----- Records provided -----

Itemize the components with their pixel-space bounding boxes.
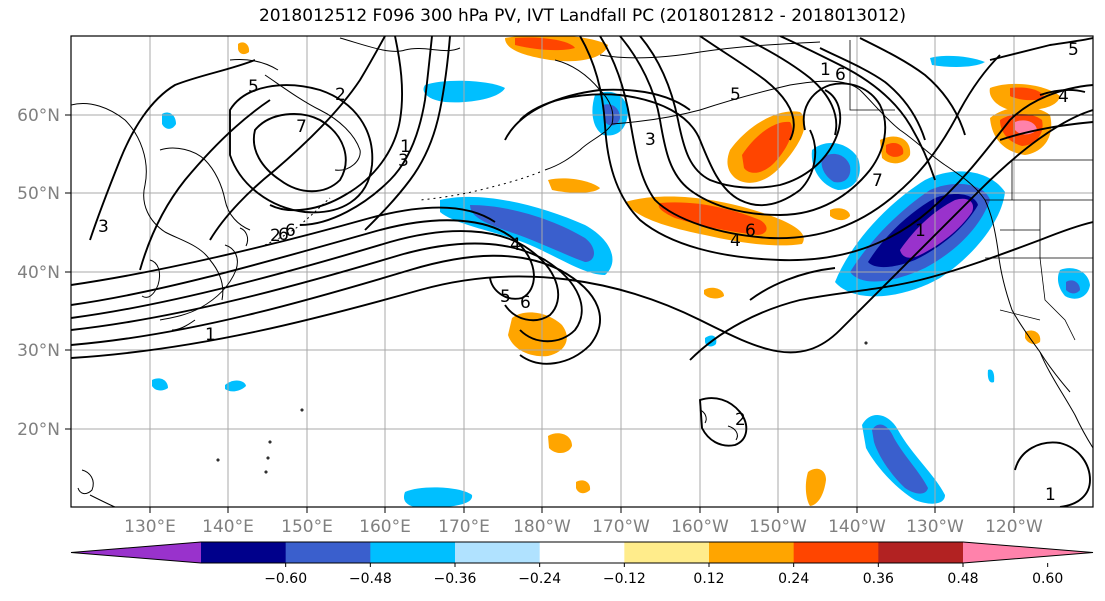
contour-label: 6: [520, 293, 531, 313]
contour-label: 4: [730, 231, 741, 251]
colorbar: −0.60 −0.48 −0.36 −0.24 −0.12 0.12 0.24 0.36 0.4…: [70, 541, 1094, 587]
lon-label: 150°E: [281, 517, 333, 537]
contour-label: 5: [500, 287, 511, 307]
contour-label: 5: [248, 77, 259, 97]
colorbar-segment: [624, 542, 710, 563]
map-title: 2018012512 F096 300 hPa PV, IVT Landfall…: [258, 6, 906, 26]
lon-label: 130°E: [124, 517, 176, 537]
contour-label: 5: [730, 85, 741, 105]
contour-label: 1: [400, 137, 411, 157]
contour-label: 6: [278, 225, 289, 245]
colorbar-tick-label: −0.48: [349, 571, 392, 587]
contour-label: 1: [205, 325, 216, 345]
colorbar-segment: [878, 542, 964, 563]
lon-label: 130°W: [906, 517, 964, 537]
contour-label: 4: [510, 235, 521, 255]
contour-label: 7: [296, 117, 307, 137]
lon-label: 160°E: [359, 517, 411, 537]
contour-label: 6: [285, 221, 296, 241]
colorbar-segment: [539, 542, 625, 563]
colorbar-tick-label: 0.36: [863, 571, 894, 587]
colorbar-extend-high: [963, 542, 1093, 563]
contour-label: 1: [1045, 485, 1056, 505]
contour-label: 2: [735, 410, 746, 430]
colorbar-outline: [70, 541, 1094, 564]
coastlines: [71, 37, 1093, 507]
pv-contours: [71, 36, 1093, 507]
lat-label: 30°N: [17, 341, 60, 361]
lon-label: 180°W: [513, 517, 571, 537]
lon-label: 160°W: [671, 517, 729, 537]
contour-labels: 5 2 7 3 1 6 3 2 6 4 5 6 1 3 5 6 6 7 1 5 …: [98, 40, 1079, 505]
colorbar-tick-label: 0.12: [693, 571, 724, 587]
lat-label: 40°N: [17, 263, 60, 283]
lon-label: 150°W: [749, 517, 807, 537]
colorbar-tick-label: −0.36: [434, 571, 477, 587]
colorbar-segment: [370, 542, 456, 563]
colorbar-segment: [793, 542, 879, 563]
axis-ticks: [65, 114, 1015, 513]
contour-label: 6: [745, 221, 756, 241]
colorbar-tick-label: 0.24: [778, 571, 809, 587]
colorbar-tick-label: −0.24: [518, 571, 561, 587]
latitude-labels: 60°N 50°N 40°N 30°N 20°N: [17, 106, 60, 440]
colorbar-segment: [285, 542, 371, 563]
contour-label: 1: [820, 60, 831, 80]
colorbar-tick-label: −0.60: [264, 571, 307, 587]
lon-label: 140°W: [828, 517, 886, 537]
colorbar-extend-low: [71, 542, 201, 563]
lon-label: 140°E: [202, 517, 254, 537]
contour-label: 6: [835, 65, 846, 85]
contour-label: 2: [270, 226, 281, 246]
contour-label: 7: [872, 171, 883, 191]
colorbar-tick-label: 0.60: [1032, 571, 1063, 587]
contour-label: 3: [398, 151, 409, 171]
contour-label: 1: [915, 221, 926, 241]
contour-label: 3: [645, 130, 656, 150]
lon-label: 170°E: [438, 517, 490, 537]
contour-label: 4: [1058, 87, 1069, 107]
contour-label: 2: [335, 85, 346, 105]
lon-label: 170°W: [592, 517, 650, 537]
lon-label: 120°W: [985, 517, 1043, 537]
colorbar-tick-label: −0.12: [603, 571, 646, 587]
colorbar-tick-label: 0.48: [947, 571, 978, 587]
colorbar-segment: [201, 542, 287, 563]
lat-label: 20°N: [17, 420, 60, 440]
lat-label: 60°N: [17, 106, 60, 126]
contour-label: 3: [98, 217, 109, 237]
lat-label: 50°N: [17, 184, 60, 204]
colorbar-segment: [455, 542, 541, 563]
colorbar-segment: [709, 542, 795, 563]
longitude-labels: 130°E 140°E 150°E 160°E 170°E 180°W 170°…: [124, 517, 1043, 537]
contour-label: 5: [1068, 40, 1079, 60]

-----
----- Records provided -----

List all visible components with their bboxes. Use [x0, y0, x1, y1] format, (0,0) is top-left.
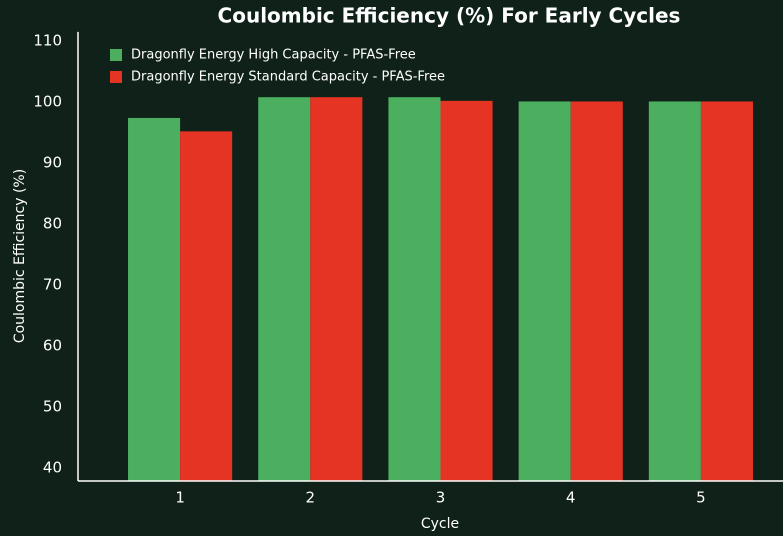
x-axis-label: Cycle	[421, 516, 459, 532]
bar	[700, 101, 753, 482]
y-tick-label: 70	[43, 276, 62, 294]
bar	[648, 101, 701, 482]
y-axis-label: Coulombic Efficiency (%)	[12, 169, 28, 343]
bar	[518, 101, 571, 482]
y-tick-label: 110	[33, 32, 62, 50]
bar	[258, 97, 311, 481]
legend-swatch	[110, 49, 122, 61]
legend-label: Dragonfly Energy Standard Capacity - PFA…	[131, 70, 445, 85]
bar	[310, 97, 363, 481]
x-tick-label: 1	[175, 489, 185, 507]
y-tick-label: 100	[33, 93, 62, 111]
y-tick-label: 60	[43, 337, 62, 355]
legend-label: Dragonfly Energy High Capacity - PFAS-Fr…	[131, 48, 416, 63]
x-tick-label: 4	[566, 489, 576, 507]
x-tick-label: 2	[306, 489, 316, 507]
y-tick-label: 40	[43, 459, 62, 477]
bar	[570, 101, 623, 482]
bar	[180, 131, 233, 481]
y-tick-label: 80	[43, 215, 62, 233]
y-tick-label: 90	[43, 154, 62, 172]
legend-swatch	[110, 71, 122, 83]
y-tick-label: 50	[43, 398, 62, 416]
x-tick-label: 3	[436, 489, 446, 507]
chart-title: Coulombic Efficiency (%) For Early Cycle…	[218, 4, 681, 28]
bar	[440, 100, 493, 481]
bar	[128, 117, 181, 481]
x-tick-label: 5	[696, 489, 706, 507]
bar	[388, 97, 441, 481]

-----
----- Records provided -----

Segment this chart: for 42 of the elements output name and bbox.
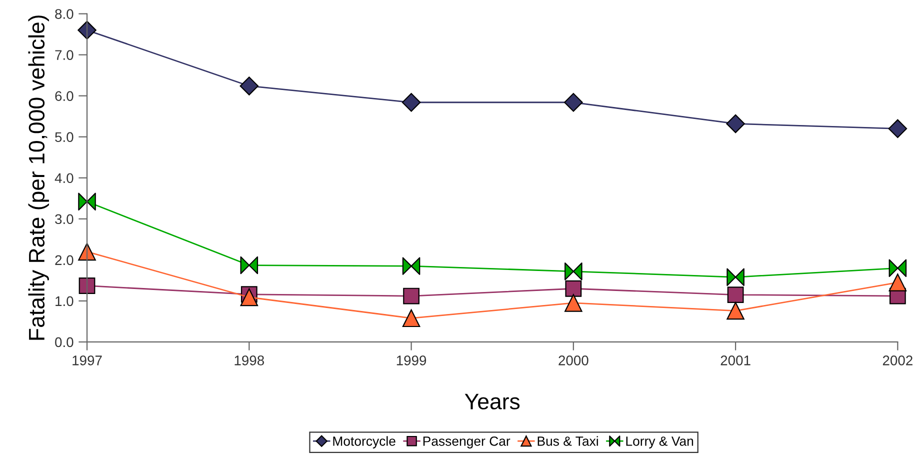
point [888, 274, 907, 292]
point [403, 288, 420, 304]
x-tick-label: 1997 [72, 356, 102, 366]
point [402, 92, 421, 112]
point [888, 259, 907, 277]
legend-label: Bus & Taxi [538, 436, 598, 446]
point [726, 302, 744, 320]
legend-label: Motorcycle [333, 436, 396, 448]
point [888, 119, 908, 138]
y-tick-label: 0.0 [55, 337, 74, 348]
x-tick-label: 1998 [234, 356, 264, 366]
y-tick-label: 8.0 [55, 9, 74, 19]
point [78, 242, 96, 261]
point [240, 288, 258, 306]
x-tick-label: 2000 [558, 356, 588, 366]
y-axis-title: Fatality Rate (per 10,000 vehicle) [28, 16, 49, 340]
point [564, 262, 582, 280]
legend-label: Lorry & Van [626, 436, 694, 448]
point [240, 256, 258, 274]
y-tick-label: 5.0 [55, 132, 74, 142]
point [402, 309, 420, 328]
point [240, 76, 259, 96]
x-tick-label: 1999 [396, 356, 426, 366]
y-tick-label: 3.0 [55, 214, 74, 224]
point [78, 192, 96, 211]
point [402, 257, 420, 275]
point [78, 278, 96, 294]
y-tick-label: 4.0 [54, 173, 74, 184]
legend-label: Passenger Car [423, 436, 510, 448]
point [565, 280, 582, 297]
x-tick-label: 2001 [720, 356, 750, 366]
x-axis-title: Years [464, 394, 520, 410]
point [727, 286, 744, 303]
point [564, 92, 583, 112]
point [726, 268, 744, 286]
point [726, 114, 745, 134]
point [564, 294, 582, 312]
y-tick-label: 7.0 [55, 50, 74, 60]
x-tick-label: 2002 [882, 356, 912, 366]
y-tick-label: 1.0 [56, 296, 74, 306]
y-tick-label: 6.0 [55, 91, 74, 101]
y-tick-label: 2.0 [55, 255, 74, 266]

-----

• Exercise brief: Reproduce the rows from the line with "Segment this chart: for" up to and including the line with "y-tick-label: 2.0 [55, 255, 74, 266]", replacing "point" with "marker" and keeping everything else the same. Omit the pictures.

• Result of the exercise:
Segment this chart: for 42 of the elements output name and bbox.
marker [888, 274, 907, 292]
marker [403, 288, 420, 304]
x-tick-label: 1997 [72, 356, 102, 366]
marker [402, 92, 421, 112]
marker [888, 259, 907, 277]
legend-label: Bus & Taxi [538, 436, 598, 446]
marker [726, 302, 744, 320]
legend-label: Motorcycle [333, 436, 396, 448]
marker [888, 119, 908, 138]
y-tick-label: 0.0 [55, 337, 74, 348]
x-tick-label: 1998 [234, 356, 264, 366]
y-tick-label: 8.0 [55, 9, 74, 19]
marker [78, 242, 96, 261]
marker [240, 288, 258, 306]
x-tick-label: 2000 [558, 356, 588, 366]
y-axis-title: Fatality Rate (per 10,000 vehicle) [28, 16, 49, 340]
marker [564, 262, 582, 280]
legend-label: Lorry & Van [626, 436, 694, 448]
marker [240, 256, 258, 274]
y-tick-label: 5.0 [55, 132, 74, 142]
marker [402, 309, 420, 328]
marker [240, 76, 259, 96]
x-tick-label: 1999 [396, 356, 426, 366]
y-tick-label: 3.0 [55, 214, 74, 224]
marker [78, 192, 96, 211]
marker [402, 257, 420, 275]
marker [78, 278, 96, 294]
y-tick-label: 4.0 [54, 173, 74, 184]
legend-label: Passenger Car [423, 436, 510, 448]
marker [565, 280, 582, 297]
x-tick-label: 2001 [720, 356, 750, 366]
x-axis-title: Years [464, 394, 520, 410]
marker [727, 286, 744, 303]
marker [564, 92, 583, 112]
marker [726, 268, 744, 286]
marker [726, 114, 745, 134]
marker [564, 294, 582, 312]
y-tick-label: 7.0 [55, 50, 74, 60]
x-tick-label: 2002 [882, 356, 912, 366]
y-tick-label: 1.0 [56, 296, 74, 306]
y-tick-label: 6.0 [55, 91, 74, 101]
y-tick-label: 2.0 [55, 255, 74, 266]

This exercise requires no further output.